**Work required**. Reproduce the records below exactly, leaving out any pictures.

[start Data shown]

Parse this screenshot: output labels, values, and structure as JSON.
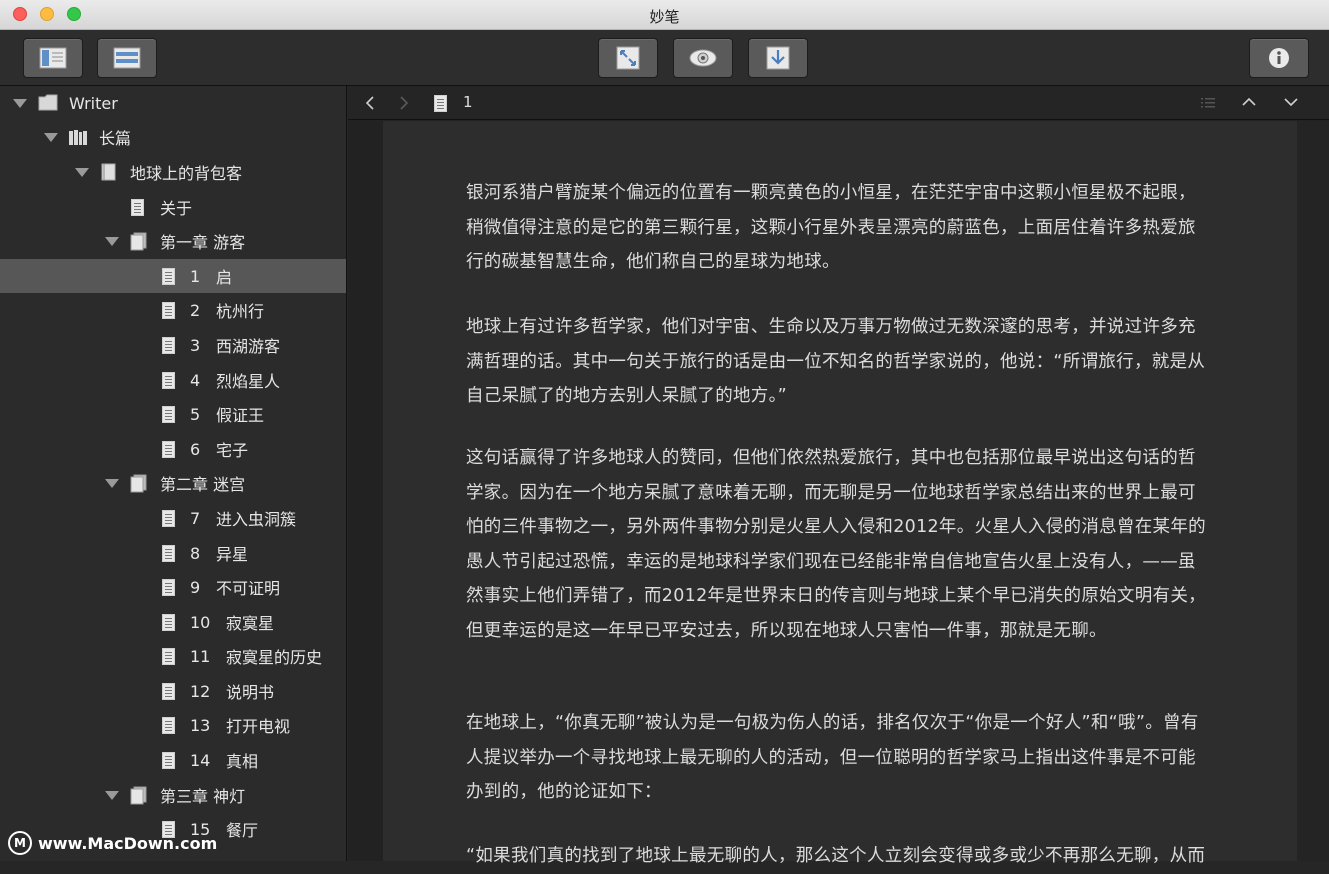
{
  "window": {
    "title": "妙笔"
  },
  "toolbar": {
    "left_buttons": [
      "sidebar-toggle-icon",
      "layout-icon"
    ],
    "center_buttons": [
      "fullscreen-icon",
      "preview-eye-icon",
      "export-download-icon"
    ],
    "right_buttons": [
      "info-icon"
    ]
  },
  "sidebar": {
    "root": "Writer",
    "group": "长篇",
    "book": "地球上的背包客",
    "about": "关于",
    "chapters": [
      {
        "title": "第一章 游客"
      },
      {
        "title": "第二章 迷宫"
      },
      {
        "title": "第三章 神灯"
      }
    ],
    "items": [
      {
        "num": "1",
        "title": "启"
      },
      {
        "num": "2",
        "title": "杭州行"
      },
      {
        "num": "3",
        "title": "西湖游客"
      },
      {
        "num": "4",
        "title": "烈焰星人"
      },
      {
        "num": "5",
        "title": "假证王"
      },
      {
        "num": "6",
        "title": "宅子"
      },
      {
        "num": "7",
        "title": "进入虫洞簇"
      },
      {
        "num": "8",
        "title": "异星"
      },
      {
        "num": "9",
        "title": "不可证明"
      },
      {
        "num": "10",
        "title": "寂寞星"
      },
      {
        "num": "11",
        "title": "寂寞星的历史"
      },
      {
        "num": "12",
        "title": "说明书"
      },
      {
        "num": "13",
        "title": "打开电视"
      },
      {
        "num": "14",
        "title": "真相"
      },
      {
        "num": "15",
        "title": "餐厅"
      }
    ]
  },
  "navbar": {
    "doc_title": "1"
  },
  "editor": {
    "paragraphs": [
      "银河系猎户臂旋某个偏远的位置有一颗亮黄色的小恒星，在茫茫宇宙中这颗小恒星极不起眼，稍微值得注意的是它的第三颗行星，这颗小行星外表呈漂亮的蔚蓝色，上面居住着许多热爱旅行的碳基智慧生命，他们称自己的星球为地球。",
      "地球上有过许多哲学家，他们对宇宙、生命以及万事万物做过无数深邃的思考，并说过许多充满哲理的话。其中一句关于旅行的话是由一位不知名的哲学家说的，他说：“所谓旅行，就是从自己呆腻了的地方去别人呆腻了的地方。”",
      "这句话赢得了许多地球人的赞同，但他们依然热爱旅行，其中也包括那位最早说出这句话的哲学家。因为在一个地方呆腻了意味着无聊，而无聊是另一位地球哲学家总结出来的世界上最可怕的三件事物之一，另外两件事物分别是火星人入侵和2012年。火星人入侵的消息曾在某年的愚人节引起过恐慌，幸运的是地球科学家们现在已经能非常自信地宣告火星上没有人，——虽然事实上他们弄错了，而2012年是世界末日的传言则与地球上某个早已消失的原始文明有关，但更幸运的是这一年早已平安过去，所以现在地球人只害怕一件事，那就是无聊。",
      "在地球上，“你真无聊”被认为是一句极为伤人的话，排名仅次于“你是一个好人”和“哦”。曾有人提议举办一个寻找地球上最无聊的人的活动，但一位聪明的哲学家马上指出这件事是不可能办到的，他的论证如下：",
      "“如果我们真的找到了地球上最无聊的人，那么这个人立刻会变得或多或少不再那么无聊，从而"
    ]
  },
  "watermark": {
    "text": "www.MacDown.com",
    "logo": "M"
  }
}
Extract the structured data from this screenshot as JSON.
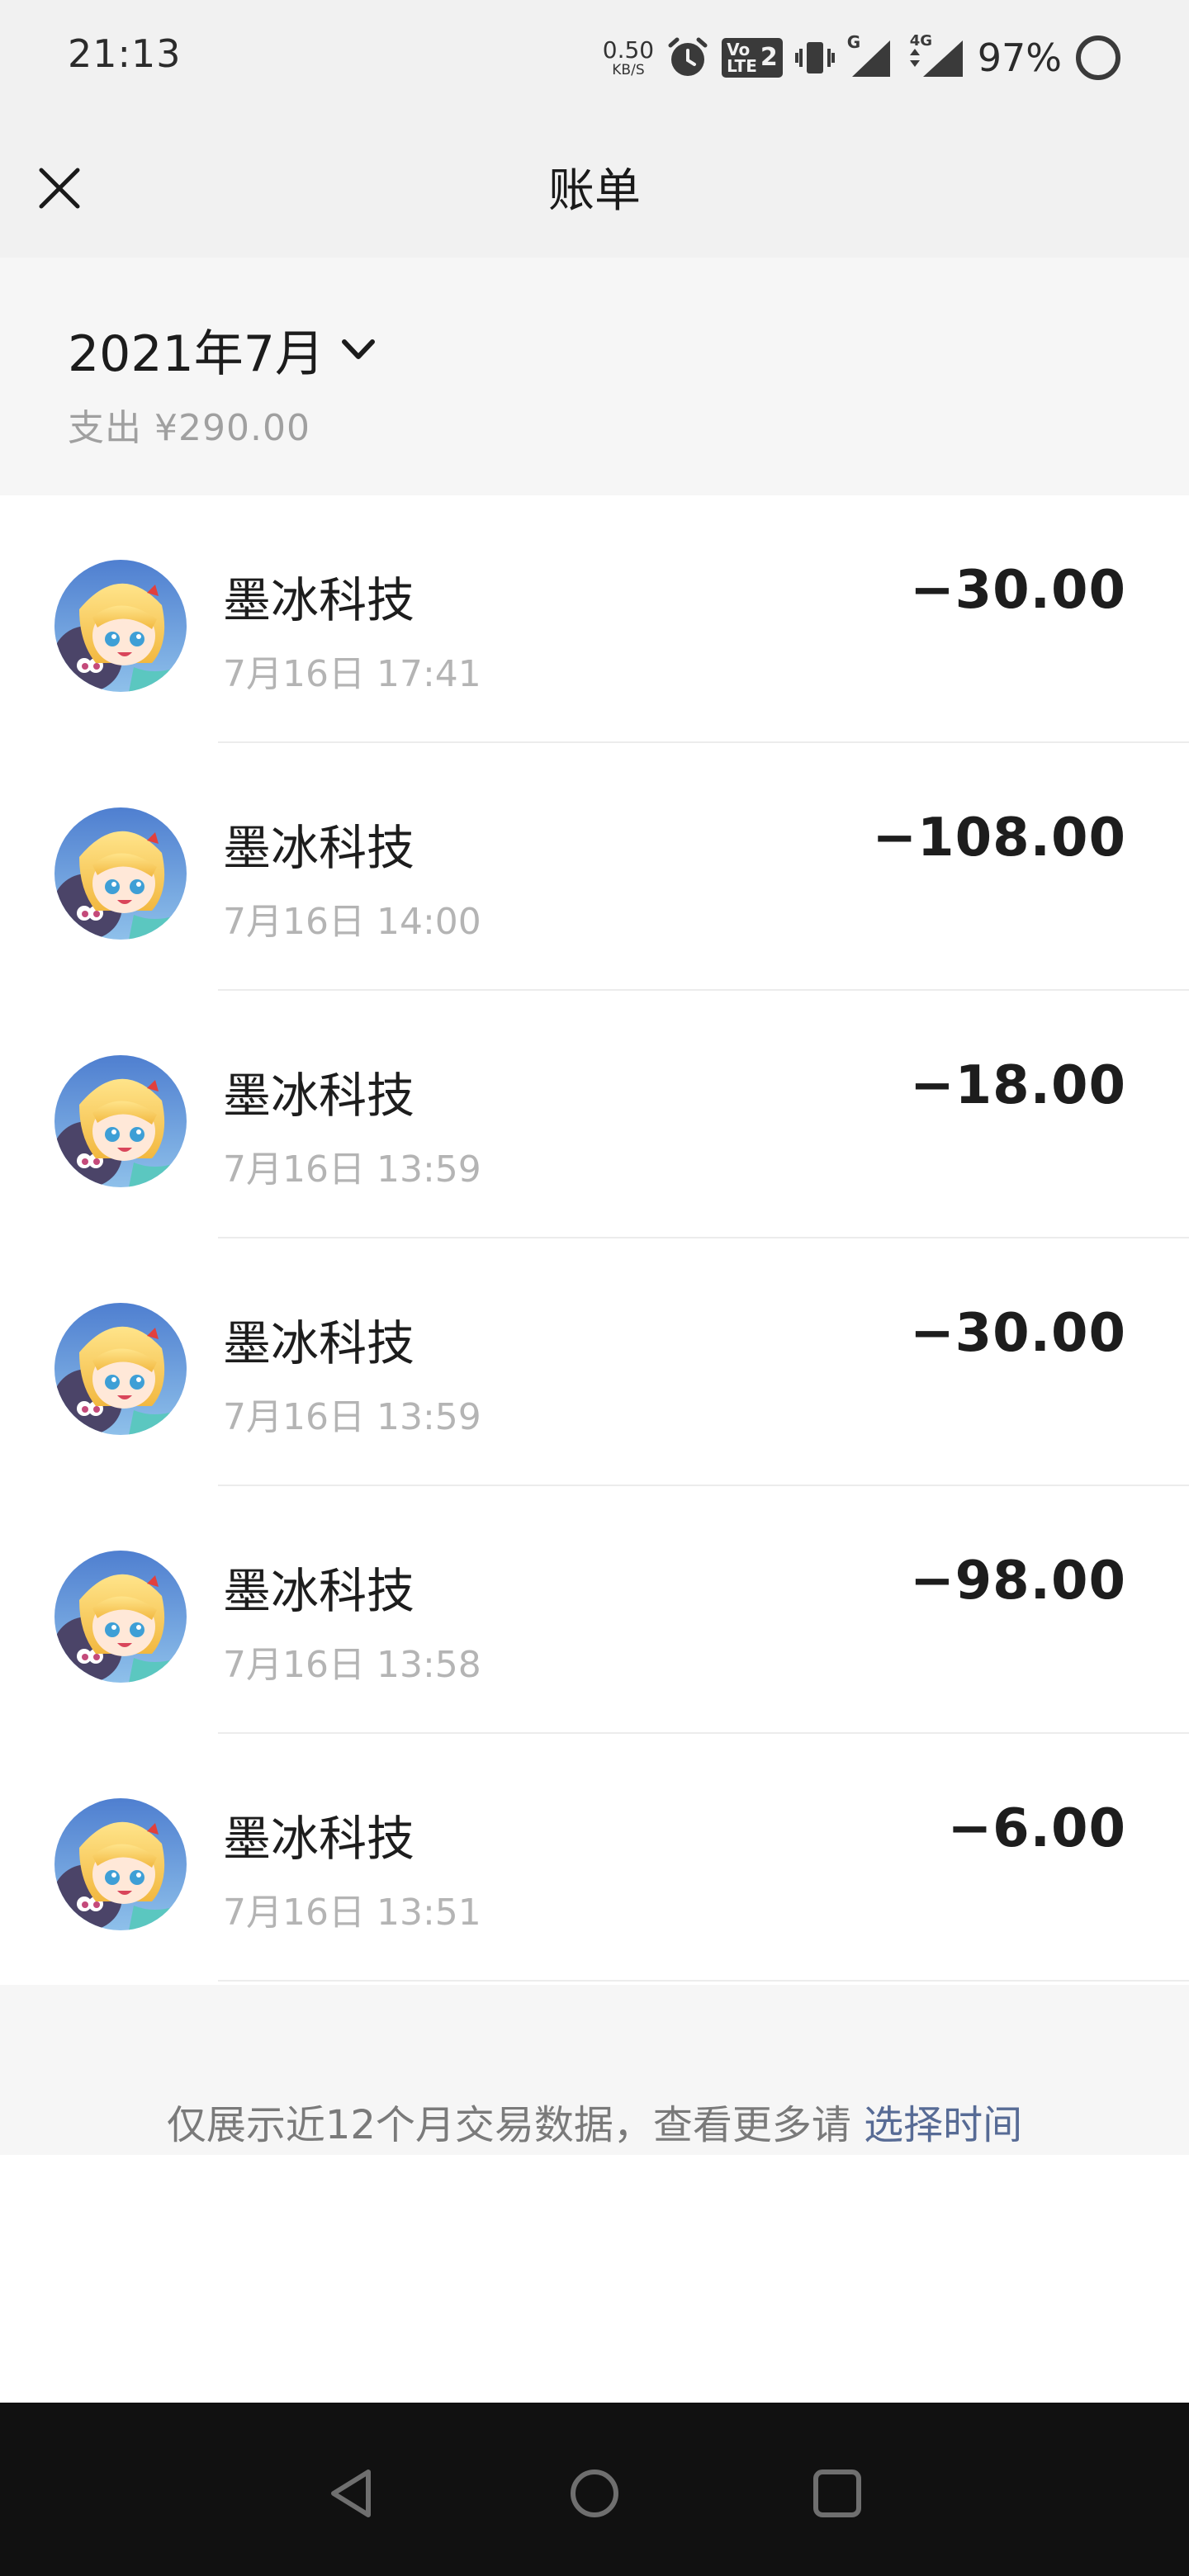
{
  "status_bar": {
    "time": "21:13",
    "net_speed": "0.50",
    "net_speed_unit": "KB/S",
    "volte_top": "Vo",
    "volte_bottom": "LTE",
    "volte_sim": "2",
    "signal1_label": "G",
    "signal2_label": "4G",
    "battery": "97%"
  },
  "header": {
    "title": "账单",
    "close_icon": "close-icon"
  },
  "summary": {
    "month": "2021年7月",
    "spend": "支出 ¥290.00"
  },
  "transactions": [
    {
      "name": "墨冰科技",
      "time": "7月16日 17:41",
      "amount": "−30.00"
    },
    {
      "name": "墨冰科技",
      "time": "7月16日 14:00",
      "amount": "−108.00"
    },
    {
      "name": "墨冰科技",
      "time": "7月16日 13:59",
      "amount": "−18.00"
    },
    {
      "name": "墨冰科技",
      "time": "7月16日 13:59",
      "amount": "−30.00"
    },
    {
      "name": "墨冰科技",
      "time": "7月16日 13:58",
      "amount": "−98.00"
    },
    {
      "name": "墨冰科技",
      "time": "7月16日 13:51",
      "amount": "−6.00"
    }
  ],
  "footer": {
    "note": "仅展示近12个月交易数据，查看更多请",
    "link": "选择时间"
  },
  "colors": {
    "link": "#576b95",
    "header_bg": "#f1f1f1",
    "navbar_bg": "#111111"
  }
}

[end Data shown]

**Exercise solution**.
Parse this screenshot: output labels, values, and structure as JSON.
{
  "window": {
    "title": "妙笔"
  },
  "toolbar": {
    "left_buttons": [
      "sidebar-toggle-icon",
      "layout-icon"
    ],
    "center_buttons": [
      "fullscreen-icon",
      "preview-eye-icon",
      "export-download-icon"
    ],
    "right_buttons": [
      "info-icon"
    ]
  },
  "sidebar": {
    "root": "Writer",
    "group": "长篇",
    "book": "地球上的背包客",
    "about": "关于",
    "chapters": [
      {
        "title": "第一章 游客"
      },
      {
        "title": "第二章 迷宫"
      },
      {
        "title": "第三章 神灯"
      }
    ],
    "items": [
      {
        "num": "1",
        "title": "启"
      },
      {
        "num": "2",
        "title": "杭州行"
      },
      {
        "num": "3",
        "title": "西湖游客"
      },
      {
        "num": "4",
        "title": "烈焰星人"
      },
      {
        "num": "5",
        "title": "假证王"
      },
      {
        "num": "6",
        "title": "宅子"
      },
      {
        "num": "7",
        "title": "进入虫洞簇"
      },
      {
        "num": "8",
        "title": "异星"
      },
      {
        "num": "9",
        "title": "不可证明"
      },
      {
        "num": "10",
        "title": "寂寞星"
      },
      {
        "num": "11",
        "title": "寂寞星的历史"
      },
      {
        "num": "12",
        "title": "说明书"
      },
      {
        "num": "13",
        "title": "打开电视"
      },
      {
        "num": "14",
        "title": "真相"
      },
      {
        "num": "15",
        "title": "餐厅"
      }
    ]
  },
  "navbar": {
    "doc_title": "1"
  },
  "editor": {
    "paragraphs": [
      "银河系猎户臂旋某个偏远的位置有一颗亮黄色的小恒星，在茫茫宇宙中这颗小恒星极不起眼，稍微值得注意的是它的第三颗行星，这颗小行星外表呈漂亮的蔚蓝色，上面居住着许多热爱旅行的碳基智慧生命，他们称自己的星球为地球。",
      "地球上有过许多哲学家，他们对宇宙、生命以及万事万物做过无数深邃的思考，并说过许多充满哲理的话。其中一句关于旅行的话是由一位不知名的哲学家说的，他说：“所谓旅行，就是从自己呆腻了的地方去别人呆腻了的地方。”",
      "这句话赢得了许多地球人的赞同，但他们依然热爱旅行，其中也包括那位最早说出这句话的哲学家。因为在一个地方呆腻了意味着无聊，而无聊是另一位地球哲学家总结出来的世界上最可怕的三件事物之一，另外两件事物分别是火星人入侵和2012年。火星人入侵的消息曾在某年的愚人节引起过恐慌，幸运的是地球科学家们现在已经能非常自信地宣告火星上没有人，——虽然事实上他们弄错了，而2012年是世界末日的传言则与地球上某个早已消失的原始文明有关，但更幸运的是这一年早已平安过去，所以现在地球人只害怕一件事，那就是无聊。",
      "在地球上，“你真无聊”被认为是一句极为伤人的话，排名仅次于“你是一个好人”和“哦”。曾有人提议举办一个寻找地球上最无聊的人的活动，但一位聪明的哲学家马上指出这件事是不可能办到的，他的论证如下：",
      "“如果我们真的找到了地球上最无聊的人，那么这个人立刻会变得或多或少不再那么无聊，从而"
    ]
  },
  "watermark": {
    "text": "www.MacDown.com",
    "logo": "M"
  }
}
Extract the structured data from this screenshot as JSON.
{
  "status_bar": {
    "time": "21:13",
    "net_speed": "0.50",
    "net_speed_unit": "KB/S",
    "volte_top": "Vo",
    "volte_bottom": "LTE",
    "volte_sim": "2",
    "signal1_label": "G",
    "signal2_label": "4G",
    "battery": "97%"
  },
  "header": {
    "title": "账单",
    "close_icon": "close-icon"
  },
  "summary": {
    "month": "2021年7月",
    "spend": "支出 ¥290.00"
  },
  "transactions": [
    {
      "name": "墨冰科技",
      "time": "7月16日 17:41",
      "amount": "−30.00"
    },
    {
      "name": "墨冰科技",
      "time": "7月16日 14:00",
      "amount": "−108.00"
    },
    {
      "name": "墨冰科技",
      "time": "7月16日 13:59",
      "amount": "−18.00"
    },
    {
      "name": "墨冰科技",
      "time": "7月16日 13:59",
      "amount": "−30.00"
    },
    {
      "name": "墨冰科技",
      "time": "7月16日 13:58",
      "amount": "−98.00"
    },
    {
      "name": "墨冰科技",
      "time": "7月16日 13:51",
      "amount": "−6.00"
    }
  ],
  "footer": {
    "note": "仅展示近12个月交易数据，查看更多请",
    "link": "选择时间"
  },
  "colors": {
    "link": "#576b95",
    "header_bg": "#f1f1f1",
    "navbar_bg": "#111111"
  }
}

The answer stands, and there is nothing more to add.